begin

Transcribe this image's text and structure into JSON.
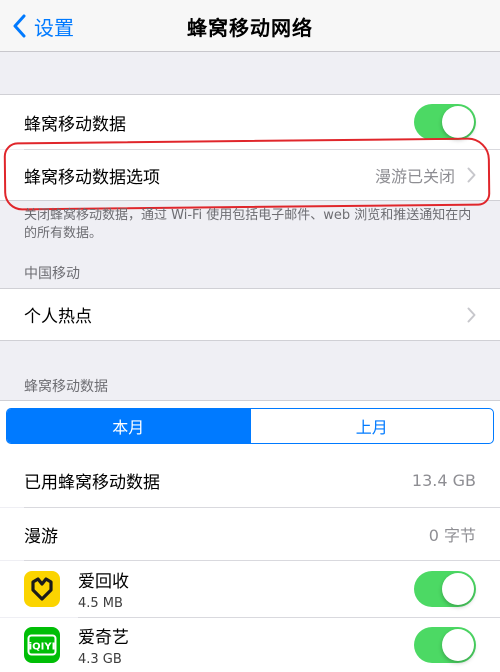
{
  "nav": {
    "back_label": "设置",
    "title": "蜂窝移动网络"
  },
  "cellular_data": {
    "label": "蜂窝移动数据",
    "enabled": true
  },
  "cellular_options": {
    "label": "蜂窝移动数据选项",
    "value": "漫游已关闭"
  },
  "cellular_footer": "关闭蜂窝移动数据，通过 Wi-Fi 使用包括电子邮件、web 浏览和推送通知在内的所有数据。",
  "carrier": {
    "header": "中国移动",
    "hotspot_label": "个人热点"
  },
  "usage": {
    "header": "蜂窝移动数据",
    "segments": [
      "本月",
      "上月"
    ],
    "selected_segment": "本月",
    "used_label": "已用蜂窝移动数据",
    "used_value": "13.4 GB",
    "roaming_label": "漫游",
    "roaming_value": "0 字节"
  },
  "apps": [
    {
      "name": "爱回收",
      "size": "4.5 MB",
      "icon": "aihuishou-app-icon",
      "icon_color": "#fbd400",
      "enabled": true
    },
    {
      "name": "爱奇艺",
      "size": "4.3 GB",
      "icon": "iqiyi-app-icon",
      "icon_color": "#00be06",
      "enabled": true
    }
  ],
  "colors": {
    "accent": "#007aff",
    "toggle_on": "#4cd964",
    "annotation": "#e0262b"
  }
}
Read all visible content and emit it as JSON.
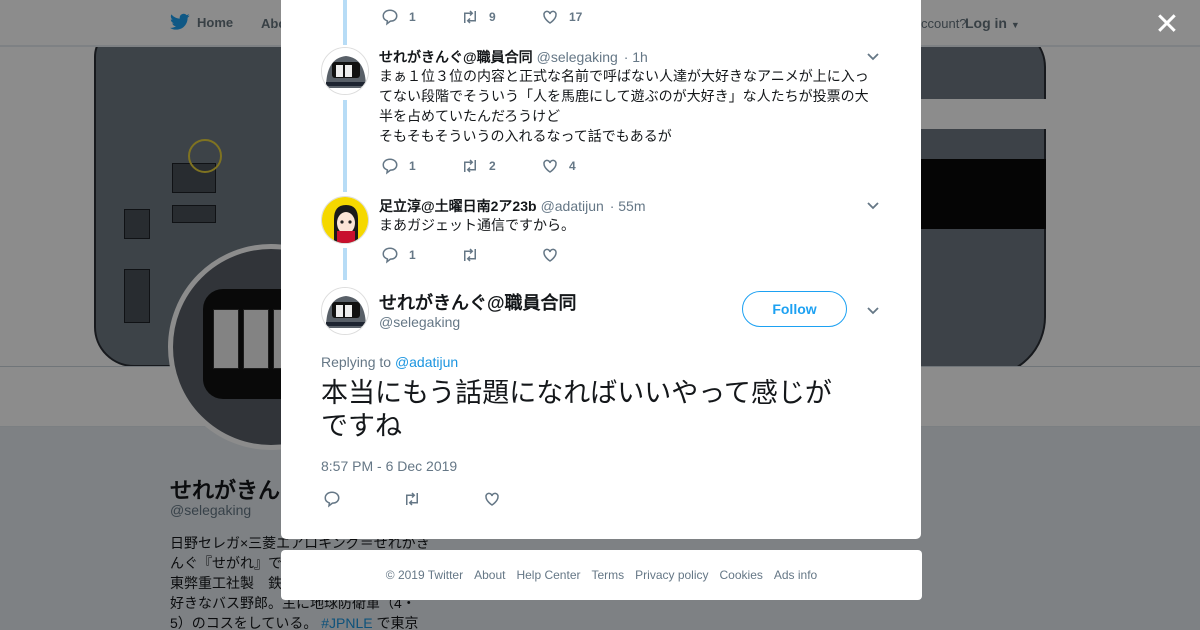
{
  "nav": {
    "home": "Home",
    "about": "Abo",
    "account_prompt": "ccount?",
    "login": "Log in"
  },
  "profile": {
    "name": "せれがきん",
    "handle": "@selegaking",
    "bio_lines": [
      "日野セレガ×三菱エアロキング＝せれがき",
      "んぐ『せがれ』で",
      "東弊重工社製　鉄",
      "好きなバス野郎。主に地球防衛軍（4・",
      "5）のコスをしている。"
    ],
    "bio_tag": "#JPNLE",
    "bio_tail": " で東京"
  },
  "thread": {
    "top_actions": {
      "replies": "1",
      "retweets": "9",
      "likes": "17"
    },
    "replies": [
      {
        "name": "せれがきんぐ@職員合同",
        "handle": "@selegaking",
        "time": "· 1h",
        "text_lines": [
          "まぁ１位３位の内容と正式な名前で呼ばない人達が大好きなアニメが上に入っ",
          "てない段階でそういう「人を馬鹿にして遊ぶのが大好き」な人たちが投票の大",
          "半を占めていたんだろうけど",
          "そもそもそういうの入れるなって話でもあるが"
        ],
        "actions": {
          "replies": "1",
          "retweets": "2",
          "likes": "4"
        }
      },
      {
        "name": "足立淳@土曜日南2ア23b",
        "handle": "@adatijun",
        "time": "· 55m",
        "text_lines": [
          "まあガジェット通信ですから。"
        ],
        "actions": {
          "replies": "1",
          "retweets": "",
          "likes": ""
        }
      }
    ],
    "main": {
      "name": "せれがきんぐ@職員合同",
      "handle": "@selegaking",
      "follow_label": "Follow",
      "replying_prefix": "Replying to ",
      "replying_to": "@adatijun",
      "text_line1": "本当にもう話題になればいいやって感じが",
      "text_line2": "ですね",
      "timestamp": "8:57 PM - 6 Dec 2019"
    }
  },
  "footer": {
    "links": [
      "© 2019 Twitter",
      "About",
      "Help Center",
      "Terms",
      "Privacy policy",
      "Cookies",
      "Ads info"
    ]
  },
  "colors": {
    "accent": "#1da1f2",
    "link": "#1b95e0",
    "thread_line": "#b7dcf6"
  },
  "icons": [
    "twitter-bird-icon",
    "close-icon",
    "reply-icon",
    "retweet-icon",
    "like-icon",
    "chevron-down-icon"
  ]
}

end
begin

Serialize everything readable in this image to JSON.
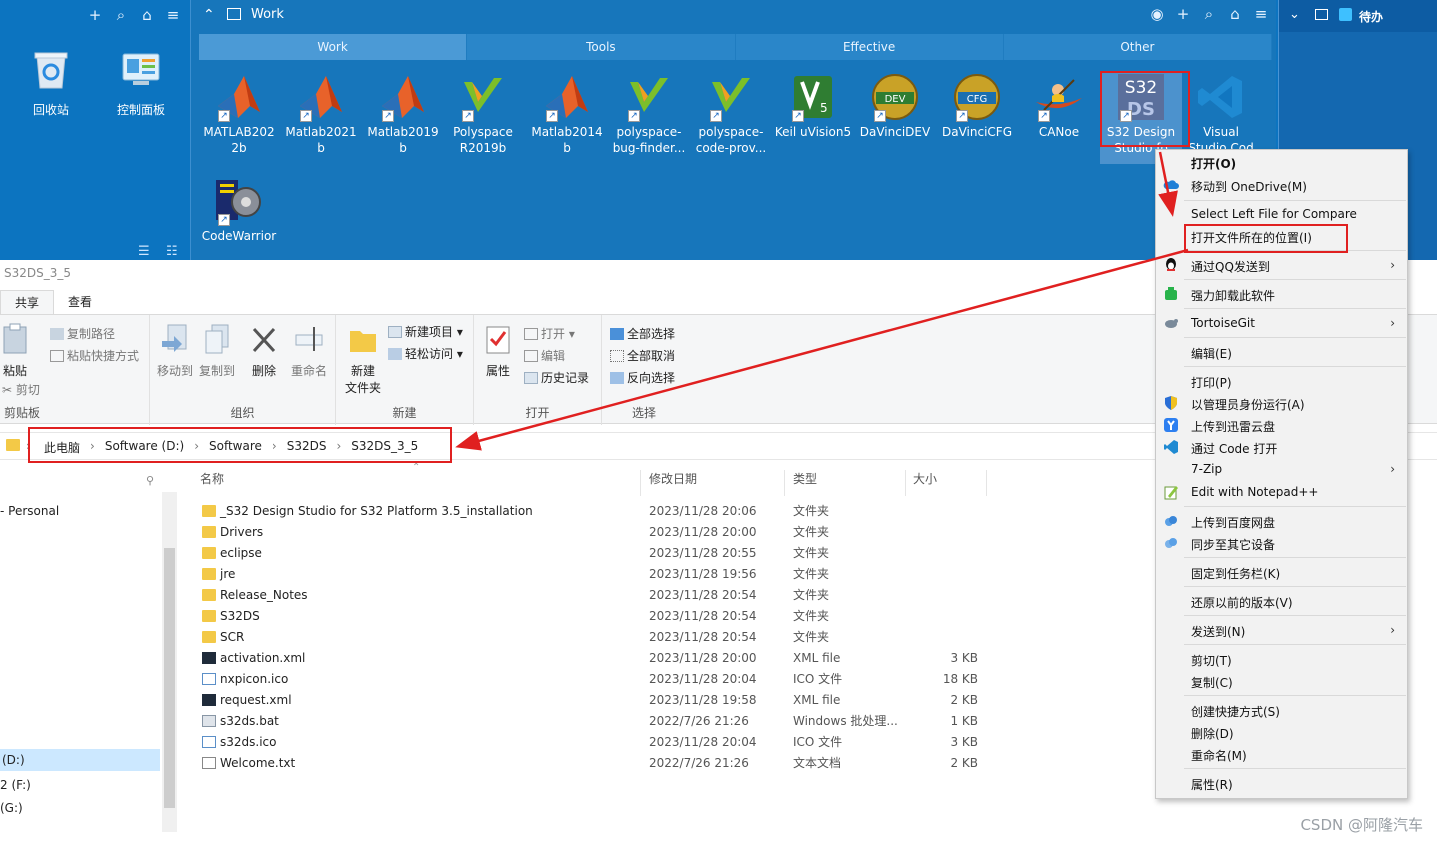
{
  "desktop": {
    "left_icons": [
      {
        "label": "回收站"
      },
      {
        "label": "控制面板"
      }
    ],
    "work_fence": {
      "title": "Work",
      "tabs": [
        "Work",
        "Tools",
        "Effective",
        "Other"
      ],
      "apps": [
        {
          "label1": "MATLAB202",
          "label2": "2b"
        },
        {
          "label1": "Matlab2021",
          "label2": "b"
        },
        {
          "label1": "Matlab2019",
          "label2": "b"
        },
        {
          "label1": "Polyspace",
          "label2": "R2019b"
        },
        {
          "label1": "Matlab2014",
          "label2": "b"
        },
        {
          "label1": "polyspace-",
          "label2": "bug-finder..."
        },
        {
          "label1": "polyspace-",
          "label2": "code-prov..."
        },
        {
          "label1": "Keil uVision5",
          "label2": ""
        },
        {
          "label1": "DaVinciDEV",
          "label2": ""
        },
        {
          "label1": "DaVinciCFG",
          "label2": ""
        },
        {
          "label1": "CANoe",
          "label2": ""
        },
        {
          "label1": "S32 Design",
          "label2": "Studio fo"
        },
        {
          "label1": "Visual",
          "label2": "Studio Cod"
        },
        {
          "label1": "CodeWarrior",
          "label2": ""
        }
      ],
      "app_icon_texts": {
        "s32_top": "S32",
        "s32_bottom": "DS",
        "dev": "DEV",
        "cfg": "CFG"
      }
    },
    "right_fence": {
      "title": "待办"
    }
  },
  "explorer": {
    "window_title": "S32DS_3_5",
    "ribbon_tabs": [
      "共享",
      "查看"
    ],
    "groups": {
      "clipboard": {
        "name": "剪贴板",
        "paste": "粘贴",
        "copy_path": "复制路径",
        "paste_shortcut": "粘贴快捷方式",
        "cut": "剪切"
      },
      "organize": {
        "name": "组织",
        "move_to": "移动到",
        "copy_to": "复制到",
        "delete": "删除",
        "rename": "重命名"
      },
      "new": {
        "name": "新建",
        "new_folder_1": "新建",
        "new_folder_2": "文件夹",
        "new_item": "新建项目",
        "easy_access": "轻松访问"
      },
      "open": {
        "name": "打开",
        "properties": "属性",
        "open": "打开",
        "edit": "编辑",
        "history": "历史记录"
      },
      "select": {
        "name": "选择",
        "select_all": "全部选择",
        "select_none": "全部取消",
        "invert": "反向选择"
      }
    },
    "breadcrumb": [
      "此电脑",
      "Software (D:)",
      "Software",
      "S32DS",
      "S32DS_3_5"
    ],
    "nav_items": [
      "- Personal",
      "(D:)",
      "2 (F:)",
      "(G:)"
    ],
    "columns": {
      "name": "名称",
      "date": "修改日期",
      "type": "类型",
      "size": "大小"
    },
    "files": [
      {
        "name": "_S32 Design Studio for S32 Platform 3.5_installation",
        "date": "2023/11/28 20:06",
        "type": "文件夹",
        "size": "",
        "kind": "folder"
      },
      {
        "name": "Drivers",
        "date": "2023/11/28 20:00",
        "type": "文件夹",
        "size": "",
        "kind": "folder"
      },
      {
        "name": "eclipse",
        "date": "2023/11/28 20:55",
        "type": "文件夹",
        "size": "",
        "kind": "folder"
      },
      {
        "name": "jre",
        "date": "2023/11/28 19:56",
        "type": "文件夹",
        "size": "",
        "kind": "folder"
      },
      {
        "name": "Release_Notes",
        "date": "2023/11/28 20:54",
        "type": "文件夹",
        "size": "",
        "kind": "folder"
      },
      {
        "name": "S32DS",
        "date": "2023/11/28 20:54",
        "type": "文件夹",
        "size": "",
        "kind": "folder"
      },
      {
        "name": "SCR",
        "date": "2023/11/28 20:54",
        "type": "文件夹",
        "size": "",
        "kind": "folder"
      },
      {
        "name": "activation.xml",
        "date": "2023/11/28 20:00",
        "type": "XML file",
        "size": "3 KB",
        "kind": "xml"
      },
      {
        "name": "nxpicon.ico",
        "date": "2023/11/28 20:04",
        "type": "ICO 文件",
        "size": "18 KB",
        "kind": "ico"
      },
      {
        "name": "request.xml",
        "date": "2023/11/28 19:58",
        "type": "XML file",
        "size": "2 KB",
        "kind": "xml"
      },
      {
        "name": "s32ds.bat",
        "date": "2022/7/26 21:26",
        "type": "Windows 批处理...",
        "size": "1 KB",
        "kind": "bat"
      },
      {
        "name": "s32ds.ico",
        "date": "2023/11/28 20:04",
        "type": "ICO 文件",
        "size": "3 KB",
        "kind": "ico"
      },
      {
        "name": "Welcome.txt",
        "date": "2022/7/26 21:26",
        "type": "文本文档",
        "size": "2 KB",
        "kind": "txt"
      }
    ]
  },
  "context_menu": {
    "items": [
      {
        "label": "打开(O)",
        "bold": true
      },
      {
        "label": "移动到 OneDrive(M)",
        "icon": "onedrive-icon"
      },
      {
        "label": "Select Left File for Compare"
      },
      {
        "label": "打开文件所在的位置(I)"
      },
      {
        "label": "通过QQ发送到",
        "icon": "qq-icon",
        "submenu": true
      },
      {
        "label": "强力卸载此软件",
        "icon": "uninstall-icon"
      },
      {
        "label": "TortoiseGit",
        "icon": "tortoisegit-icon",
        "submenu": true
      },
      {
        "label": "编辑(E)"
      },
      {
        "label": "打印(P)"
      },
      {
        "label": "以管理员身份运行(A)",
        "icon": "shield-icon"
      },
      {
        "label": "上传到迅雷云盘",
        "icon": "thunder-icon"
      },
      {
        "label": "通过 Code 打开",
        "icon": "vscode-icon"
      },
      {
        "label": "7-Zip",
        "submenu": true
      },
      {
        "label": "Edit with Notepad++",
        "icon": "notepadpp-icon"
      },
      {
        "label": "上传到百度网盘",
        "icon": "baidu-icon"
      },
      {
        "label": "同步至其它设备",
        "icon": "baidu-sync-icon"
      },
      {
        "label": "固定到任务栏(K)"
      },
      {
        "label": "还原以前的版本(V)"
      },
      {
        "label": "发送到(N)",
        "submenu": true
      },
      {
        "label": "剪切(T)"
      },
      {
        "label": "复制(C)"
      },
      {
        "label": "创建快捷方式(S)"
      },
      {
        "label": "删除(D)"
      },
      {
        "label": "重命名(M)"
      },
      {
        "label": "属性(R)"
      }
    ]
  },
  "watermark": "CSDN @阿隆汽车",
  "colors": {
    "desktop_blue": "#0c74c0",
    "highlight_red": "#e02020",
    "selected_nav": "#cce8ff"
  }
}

end

:: Directive ::
Look through the lines above and collect those with the word "this".

:: Task response ::
Transcribe this image's text and structure into JSON.
Serialize everything readable in this image to JSON.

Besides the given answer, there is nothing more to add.